_MATERIAL FOR THIS TASK_
★ ★ ★ ★ ★

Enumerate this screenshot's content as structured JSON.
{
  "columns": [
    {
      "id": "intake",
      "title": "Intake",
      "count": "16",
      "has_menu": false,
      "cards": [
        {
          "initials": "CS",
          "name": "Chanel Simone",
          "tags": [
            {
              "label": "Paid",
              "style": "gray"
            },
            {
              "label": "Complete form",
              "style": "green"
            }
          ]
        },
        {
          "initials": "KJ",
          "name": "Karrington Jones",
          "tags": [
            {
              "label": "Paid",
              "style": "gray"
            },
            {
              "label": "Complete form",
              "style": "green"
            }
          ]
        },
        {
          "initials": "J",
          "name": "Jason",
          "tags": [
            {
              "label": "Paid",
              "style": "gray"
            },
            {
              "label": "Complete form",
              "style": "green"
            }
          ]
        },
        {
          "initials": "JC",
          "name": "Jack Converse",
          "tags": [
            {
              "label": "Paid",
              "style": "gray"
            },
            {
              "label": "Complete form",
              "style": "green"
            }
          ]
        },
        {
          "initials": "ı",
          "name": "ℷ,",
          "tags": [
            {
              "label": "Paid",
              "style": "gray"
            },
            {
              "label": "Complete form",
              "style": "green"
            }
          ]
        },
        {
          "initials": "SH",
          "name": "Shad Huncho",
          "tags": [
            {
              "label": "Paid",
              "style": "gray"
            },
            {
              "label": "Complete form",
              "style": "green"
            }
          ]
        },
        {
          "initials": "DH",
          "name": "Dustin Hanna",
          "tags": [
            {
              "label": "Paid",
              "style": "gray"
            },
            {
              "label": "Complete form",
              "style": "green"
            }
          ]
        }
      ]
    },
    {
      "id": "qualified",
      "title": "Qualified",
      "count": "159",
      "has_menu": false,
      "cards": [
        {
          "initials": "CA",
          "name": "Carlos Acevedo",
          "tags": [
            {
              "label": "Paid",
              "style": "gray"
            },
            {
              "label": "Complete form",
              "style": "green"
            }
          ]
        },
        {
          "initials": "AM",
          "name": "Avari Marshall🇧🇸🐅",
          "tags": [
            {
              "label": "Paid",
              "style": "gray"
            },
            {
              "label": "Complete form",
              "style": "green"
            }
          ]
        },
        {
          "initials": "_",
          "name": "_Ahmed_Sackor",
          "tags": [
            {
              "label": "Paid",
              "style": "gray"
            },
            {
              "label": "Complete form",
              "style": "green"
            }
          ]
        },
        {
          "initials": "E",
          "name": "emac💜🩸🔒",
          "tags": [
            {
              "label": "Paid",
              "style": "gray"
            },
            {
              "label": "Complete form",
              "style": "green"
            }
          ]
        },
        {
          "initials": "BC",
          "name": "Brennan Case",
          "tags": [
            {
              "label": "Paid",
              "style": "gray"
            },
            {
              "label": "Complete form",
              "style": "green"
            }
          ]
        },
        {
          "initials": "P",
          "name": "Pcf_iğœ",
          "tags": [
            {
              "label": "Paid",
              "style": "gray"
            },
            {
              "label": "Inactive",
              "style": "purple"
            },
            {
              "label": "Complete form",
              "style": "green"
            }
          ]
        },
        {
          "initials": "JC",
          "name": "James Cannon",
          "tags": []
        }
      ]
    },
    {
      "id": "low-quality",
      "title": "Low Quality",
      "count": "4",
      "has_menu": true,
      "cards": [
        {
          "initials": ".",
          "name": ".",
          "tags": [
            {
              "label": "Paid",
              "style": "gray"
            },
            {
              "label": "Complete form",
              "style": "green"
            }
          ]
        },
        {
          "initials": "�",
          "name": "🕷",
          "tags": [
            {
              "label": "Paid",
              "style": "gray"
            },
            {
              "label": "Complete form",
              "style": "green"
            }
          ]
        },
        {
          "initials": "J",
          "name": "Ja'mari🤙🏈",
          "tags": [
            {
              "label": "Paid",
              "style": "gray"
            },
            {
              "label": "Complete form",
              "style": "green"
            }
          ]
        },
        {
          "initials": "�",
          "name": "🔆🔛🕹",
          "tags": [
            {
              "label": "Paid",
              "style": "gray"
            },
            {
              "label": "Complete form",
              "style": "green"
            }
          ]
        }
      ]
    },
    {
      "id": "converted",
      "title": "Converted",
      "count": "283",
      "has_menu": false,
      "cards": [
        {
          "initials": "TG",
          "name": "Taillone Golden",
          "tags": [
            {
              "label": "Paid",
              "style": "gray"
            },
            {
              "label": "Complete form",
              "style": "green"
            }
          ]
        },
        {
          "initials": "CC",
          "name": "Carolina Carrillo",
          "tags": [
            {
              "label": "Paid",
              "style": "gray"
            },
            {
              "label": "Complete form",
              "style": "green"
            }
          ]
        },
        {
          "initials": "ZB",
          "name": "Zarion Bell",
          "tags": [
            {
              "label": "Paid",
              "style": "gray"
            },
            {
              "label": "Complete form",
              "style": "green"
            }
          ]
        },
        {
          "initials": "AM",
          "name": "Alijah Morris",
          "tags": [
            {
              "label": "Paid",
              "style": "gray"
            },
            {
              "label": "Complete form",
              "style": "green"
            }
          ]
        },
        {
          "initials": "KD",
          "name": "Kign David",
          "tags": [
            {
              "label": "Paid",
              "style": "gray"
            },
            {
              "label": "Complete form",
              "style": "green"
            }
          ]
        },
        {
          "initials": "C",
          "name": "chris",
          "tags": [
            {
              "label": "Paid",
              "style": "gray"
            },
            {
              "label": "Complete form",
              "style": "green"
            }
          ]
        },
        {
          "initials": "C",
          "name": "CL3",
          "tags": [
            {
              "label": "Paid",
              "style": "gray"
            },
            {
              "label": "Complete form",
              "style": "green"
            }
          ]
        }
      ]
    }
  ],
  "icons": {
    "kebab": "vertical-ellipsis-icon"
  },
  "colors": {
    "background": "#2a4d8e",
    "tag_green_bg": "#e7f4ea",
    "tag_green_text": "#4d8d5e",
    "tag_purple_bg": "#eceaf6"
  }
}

★ ★ ★ ★ ★

All of the entries above must be quoted exactly.

_THE REPLY_
Enumerate this screenshot's content as structured JSON.
{
  "columns": [
    {
      "id": "intake",
      "title": "Intake",
      "count": "16",
      "has_menu": false,
      "cards": [
        {
          "initials": "CS",
          "name": "Chanel Simone",
          "tags": [
            {
              "label": "Paid",
              "style": "gray"
            },
            {
              "label": "Complete form",
              "style": "green"
            }
          ]
        },
        {
          "initials": "KJ",
          "name": "Karrington Jones",
          "tags": [
            {
              "label": "Paid",
              "style": "gray"
            },
            {
              "label": "Complete form",
              "style": "green"
            }
          ]
        },
        {
          "initials": "J",
          "name": "Jason",
          "tags": [
            {
              "label": "Paid",
              "style": "gray"
            },
            {
              "label": "Complete form",
              "style": "green"
            }
          ]
        },
        {
          "initials": "JC",
          "name": "Jack Converse",
          "tags": [
            {
              "label": "Paid",
              "style": "gray"
            },
            {
              "label": "Complete form",
              "style": "green"
            }
          ]
        },
        {
          "initials": "ı",
          "name": "ℷ,",
          "tags": [
            {
              "label": "Paid",
              "style": "gray"
            },
            {
              "label": "Complete form",
              "style": "green"
            }
          ]
        },
        {
          "initials": "SH",
          "name": "Shad Huncho",
          "tags": [
            {
              "label": "Paid",
              "style": "gray"
            },
            {
              "label": "Complete form",
              "style": "green"
            }
          ]
        },
        {
          "initials": "DH",
          "name": "Dustin Hanna",
          "tags": [
            {
              "label": "Paid",
              "style": "gray"
            },
            {
              "label": "Complete form",
              "style": "green"
            }
          ]
        }
      ]
    },
    {
      "id": "qualified",
      "title": "Qualified",
      "count": "159",
      "has_menu": false,
      "cards": [
        {
          "initials": "CA",
          "name": "Carlos Acevedo",
          "tags": [
            {
              "label": "Paid",
              "style": "gray"
            },
            {
              "label": "Complete form",
              "style": "green"
            }
          ]
        },
        {
          "initials": "AM",
          "name": "Avari Marshall🇧🇸🐅",
          "tags": [
            {
              "label": "Paid",
              "style": "gray"
            },
            {
              "label": "Complete form",
              "style": "green"
            }
          ]
        },
        {
          "initials": "_",
          "name": "_Ahmed_Sackor",
          "tags": [
            {
              "label": "Paid",
              "style": "gray"
            },
            {
              "label": "Complete form",
              "style": "green"
            }
          ]
        },
        {
          "initials": "E",
          "name": "emac💜🩸🔒",
          "tags": [
            {
              "label": "Paid",
              "style": "gray"
            },
            {
              "label": "Complete form",
              "style": "green"
            }
          ]
        },
        {
          "initials": "BC",
          "name": "Brennan Case",
          "tags": [
            {
              "label": "Paid",
              "style": "gray"
            },
            {
              "label": "Complete form",
              "style": "green"
            }
          ]
        },
        {
          "initials": "P",
          "name": "Pcf_iğœ",
          "tags": [
            {
              "label": "Paid",
              "style": "gray"
            },
            {
              "label": "Inactive",
              "style": "purple"
            },
            {
              "label": "Complete form",
              "style": "green"
            }
          ]
        },
        {
          "initials": "JC",
          "name": "James Cannon",
          "tags": []
        }
      ]
    },
    {
      "id": "low-quality",
      "title": "Low Quality",
      "count": "4",
      "has_menu": true,
      "cards": [
        {
          "initials": ".",
          "name": ".",
          "tags": [
            {
              "label": "Paid",
              "style": "gray"
            },
            {
              "label": "Complete form",
              "style": "green"
            }
          ]
        },
        {
          "initials": "�",
          "name": "🕷",
          "tags": [
            {
              "label": "Paid",
              "style": "gray"
            },
            {
              "label": "Complete form",
              "style": "green"
            }
          ]
        },
        {
          "initials": "J",
          "name": "Ja'mari🤙🏈",
          "tags": [
            {
              "label": "Paid",
              "style": "gray"
            },
            {
              "label": "Complete form",
              "style": "green"
            }
          ]
        },
        {
          "initials": "�",
          "name": "🔆🔛🕹",
          "tags": [
            {
              "label": "Paid",
              "style": "gray"
            },
            {
              "label": "Complete form",
              "style": "green"
            }
          ]
        }
      ]
    },
    {
      "id": "converted",
      "title": "Converted",
      "count": "283",
      "has_menu": false,
      "cards": [
        {
          "initials": "TG",
          "name": "Taillone Golden",
          "tags": [
            {
              "label": "Paid",
              "style": "gray"
            },
            {
              "label": "Complete form",
              "style": "green"
            }
          ]
        },
        {
          "initials": "CC",
          "name": "Carolina Carrillo",
          "tags": [
            {
              "label": "Paid",
              "style": "gray"
            },
            {
              "label": "Complete form",
              "style": "green"
            }
          ]
        },
        {
          "initials": "ZB",
          "name": "Zarion Bell",
          "tags": [
            {
              "label": "Paid",
              "style": "gray"
            },
            {
              "label": "Complete form",
              "style": "green"
            }
          ]
        },
        {
          "initials": "AM",
          "name": "Alijah Morris",
          "tags": [
            {
              "label": "Paid",
              "style": "gray"
            },
            {
              "label": "Complete form",
              "style": "green"
            }
          ]
        },
        {
          "initials": "KD",
          "name": "Kign David",
          "tags": [
            {
              "label": "Paid",
              "style": "gray"
            },
            {
              "label": "Complete form",
              "style": "green"
            }
          ]
        },
        {
          "initials": "C",
          "name": "chris",
          "tags": [
            {
              "label": "Paid",
              "style": "gray"
            },
            {
              "label": "Complete form",
              "style": "green"
            }
          ]
        },
        {
          "initials": "C",
          "name": "CL3",
          "tags": [
            {
              "label": "Paid",
              "style": "gray"
            },
            {
              "label": "Complete form",
              "style": "green"
            }
          ]
        }
      ]
    }
  ],
  "icons": {
    "kebab": "vertical-ellipsis-icon"
  },
  "colors": {
    "background": "#2a4d8e",
    "tag_green_bg": "#e7f4ea",
    "tag_green_text": "#4d8d5e",
    "tag_purple_bg": "#eceaf6"
  }
}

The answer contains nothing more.